# Excerpt to read
+++++
Having regard to the only substantive issue in the matter being tried, which was whether the appellant had touched his female passenger indecently, it was plain that this line of cross-examination could have been directed only to credit. There are, however, limits to the propriety of cross-examination as to credit, and I am inclined to think that here the prosecutor's questions on the subject of carrying beer in his taxi went beyond those limits.

If it is an offence to carry beer in a taxi, then questioning on the subject was prohibited by s.15(2) of the Evidence Act 1977. If, on the other hand, carrying beer in a taxi is not an offence, it may nevertheless amount to a breach of a condition of the cab-driver's licence. This seems to have been the point that the police prosecutor was seeking to make in questioning the appellant on this matter. However, if that is so, then requiring the appellant to state on oath that he had bottles of beer in his taxi would put his cab licence at some risk of forfeiture. In criminal proceedings, the common law rule that a witness cannot be compelled to answer a question which tends to expose him to a forfeiture is expressly preserved from abrogation by s.14(1)(a) of the Evidence Act. The appellant was not warned that he was not obliged to answer the question.
+++++
# What is asked
[a] Put the listing's lines, from its first line through the line holding "forward-icon[interactable] <box>104 146", inclusive, into a JSON list of strings, one string per line, with blank lines omitted.
[b] Continue the passage on cross-examining the taxi-driver appellant from the point where it stops.
The listing that follows is unrelated to the passage on cross-examining the taxi-driver appellant.
+++++
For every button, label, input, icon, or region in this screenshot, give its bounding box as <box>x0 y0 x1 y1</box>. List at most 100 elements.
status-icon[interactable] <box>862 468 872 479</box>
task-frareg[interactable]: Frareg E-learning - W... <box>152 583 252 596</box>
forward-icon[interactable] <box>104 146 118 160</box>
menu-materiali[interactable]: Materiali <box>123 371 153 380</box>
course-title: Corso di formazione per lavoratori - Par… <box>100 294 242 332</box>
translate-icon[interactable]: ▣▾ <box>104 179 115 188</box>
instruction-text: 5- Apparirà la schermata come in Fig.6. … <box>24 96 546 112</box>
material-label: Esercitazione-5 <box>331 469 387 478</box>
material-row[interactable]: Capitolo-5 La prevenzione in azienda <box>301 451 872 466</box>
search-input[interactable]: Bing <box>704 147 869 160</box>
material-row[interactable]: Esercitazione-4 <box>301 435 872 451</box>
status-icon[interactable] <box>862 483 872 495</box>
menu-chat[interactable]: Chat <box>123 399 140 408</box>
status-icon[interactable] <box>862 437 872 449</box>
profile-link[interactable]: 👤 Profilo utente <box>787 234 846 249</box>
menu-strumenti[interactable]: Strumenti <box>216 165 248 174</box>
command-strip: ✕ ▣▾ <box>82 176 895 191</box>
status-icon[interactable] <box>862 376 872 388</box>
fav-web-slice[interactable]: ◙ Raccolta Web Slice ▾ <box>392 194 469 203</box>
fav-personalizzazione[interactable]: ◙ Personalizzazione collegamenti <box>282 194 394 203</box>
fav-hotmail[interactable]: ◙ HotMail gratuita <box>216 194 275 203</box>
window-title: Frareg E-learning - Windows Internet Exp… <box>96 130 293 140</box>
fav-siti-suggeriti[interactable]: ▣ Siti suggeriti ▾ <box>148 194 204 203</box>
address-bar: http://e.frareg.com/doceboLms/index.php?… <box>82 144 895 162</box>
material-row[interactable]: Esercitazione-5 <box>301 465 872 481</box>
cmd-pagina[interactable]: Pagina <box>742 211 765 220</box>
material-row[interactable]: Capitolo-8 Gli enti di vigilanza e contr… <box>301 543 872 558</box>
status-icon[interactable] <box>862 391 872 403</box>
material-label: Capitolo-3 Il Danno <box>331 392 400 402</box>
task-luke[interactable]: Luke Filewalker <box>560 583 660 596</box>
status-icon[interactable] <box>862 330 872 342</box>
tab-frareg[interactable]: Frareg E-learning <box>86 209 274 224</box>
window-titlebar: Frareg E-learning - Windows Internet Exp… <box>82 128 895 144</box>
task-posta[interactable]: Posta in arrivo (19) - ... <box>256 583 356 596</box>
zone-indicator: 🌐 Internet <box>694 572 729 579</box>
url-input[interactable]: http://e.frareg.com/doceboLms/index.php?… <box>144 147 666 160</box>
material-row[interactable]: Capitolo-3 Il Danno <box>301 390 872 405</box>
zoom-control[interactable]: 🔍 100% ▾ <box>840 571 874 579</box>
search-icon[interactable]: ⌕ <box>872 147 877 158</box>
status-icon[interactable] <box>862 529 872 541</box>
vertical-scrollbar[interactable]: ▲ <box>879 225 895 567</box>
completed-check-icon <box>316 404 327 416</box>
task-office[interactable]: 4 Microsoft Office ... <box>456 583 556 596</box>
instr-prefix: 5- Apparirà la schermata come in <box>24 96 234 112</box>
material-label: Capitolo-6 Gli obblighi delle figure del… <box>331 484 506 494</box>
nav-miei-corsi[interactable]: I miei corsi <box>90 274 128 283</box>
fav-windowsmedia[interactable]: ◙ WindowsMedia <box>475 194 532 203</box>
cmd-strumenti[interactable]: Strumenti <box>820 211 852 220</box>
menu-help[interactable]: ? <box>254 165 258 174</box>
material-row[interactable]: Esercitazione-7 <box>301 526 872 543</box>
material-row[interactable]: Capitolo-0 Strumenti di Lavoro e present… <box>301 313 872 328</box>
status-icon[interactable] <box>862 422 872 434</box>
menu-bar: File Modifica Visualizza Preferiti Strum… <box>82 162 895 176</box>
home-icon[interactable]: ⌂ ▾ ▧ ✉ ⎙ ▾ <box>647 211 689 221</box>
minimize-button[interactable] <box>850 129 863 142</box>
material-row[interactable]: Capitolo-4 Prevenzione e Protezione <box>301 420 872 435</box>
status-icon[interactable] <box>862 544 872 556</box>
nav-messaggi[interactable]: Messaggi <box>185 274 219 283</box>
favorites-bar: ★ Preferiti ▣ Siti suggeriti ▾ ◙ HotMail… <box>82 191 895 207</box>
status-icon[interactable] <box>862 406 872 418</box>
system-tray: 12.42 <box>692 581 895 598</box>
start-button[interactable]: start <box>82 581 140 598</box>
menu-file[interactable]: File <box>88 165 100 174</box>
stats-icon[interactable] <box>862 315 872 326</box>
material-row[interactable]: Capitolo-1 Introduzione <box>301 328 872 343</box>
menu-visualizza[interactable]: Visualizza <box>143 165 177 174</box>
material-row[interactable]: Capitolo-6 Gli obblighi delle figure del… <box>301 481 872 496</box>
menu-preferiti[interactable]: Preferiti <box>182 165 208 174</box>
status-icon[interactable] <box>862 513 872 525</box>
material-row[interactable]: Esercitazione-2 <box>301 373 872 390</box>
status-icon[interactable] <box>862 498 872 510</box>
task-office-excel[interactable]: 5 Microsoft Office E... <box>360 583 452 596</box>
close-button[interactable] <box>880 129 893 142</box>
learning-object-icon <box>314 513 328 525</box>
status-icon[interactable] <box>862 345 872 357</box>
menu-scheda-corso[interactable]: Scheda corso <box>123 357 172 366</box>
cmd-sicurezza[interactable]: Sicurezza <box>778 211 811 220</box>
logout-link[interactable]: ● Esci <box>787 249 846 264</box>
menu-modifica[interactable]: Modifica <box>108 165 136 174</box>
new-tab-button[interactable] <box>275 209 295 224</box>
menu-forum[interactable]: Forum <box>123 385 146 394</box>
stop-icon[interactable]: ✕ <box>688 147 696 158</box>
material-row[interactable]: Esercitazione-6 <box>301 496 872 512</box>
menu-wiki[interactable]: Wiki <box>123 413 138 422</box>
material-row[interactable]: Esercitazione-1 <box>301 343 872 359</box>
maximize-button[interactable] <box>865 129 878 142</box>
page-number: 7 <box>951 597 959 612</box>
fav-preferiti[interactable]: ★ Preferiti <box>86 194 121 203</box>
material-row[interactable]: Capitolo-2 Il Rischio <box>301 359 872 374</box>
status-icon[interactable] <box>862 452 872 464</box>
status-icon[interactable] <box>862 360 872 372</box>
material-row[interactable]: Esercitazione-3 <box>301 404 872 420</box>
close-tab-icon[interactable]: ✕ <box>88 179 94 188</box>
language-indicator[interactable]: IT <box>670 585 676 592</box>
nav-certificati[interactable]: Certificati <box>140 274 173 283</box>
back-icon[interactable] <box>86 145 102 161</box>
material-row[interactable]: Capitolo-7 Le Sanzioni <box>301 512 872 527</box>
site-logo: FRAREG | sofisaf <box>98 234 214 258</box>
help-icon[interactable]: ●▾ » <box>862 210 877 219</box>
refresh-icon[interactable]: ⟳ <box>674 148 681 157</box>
+++++
# Results of the tasks
[a]
[
  "For every button, label, input, icon, or region in this screenshot, give its bounding box as <box>x0 y0 x1 y1</box>. List at most 100 elements.",
  "status-icon[interactable] <box>862 468 872 479</box>",
  "task-frareg[interactable]: Frareg E-learning - W... <box>152 583 252 596</box>",
  "forward-icon[interactable] <box>104 146 118 160</box>"
]

[b]
The amount of beer involved was small. It was a six-pack
which the appellant was taking home to drink on New Year's day.
He was not plying for hire at the time he had the carton in the
cab, and he explained that it was the only vehicle he had in
which to carry something like that. It does not seem to me that
the appellant should have been subjected to questioning on this
subject in the course of a hearing of what was for him a very
serious charge of aggravated assault. At the hearing, however,
it seems to have become the prime focus of the prosecutor's

challenge to the appellant's credibility. It occupied a

prominent and disproportionate part of the cross-examination.

In reaching his conclusions on credibility the magistrate was influenced by the appellant's demeanour while being cross-examined about this matter. He said that the appellant "appeared to tell deliberate lies about the beer, and the trip.

He says nothing happened on the trip ...". In referring to the trip, and to the evidence that "nothing happened" on it, the magistrate was speaking of the assault and the appellant's evidence to that effect. He thus linked the appellant's credibility on the matter of the beer with his credibility in relation to the assault.
For the reasons I have given, I do not think the appellant should have been questioned about the beer at all, and it was therefore wrong to base a finding as to credibility wholly or even partly on his responses to questioning on that subject.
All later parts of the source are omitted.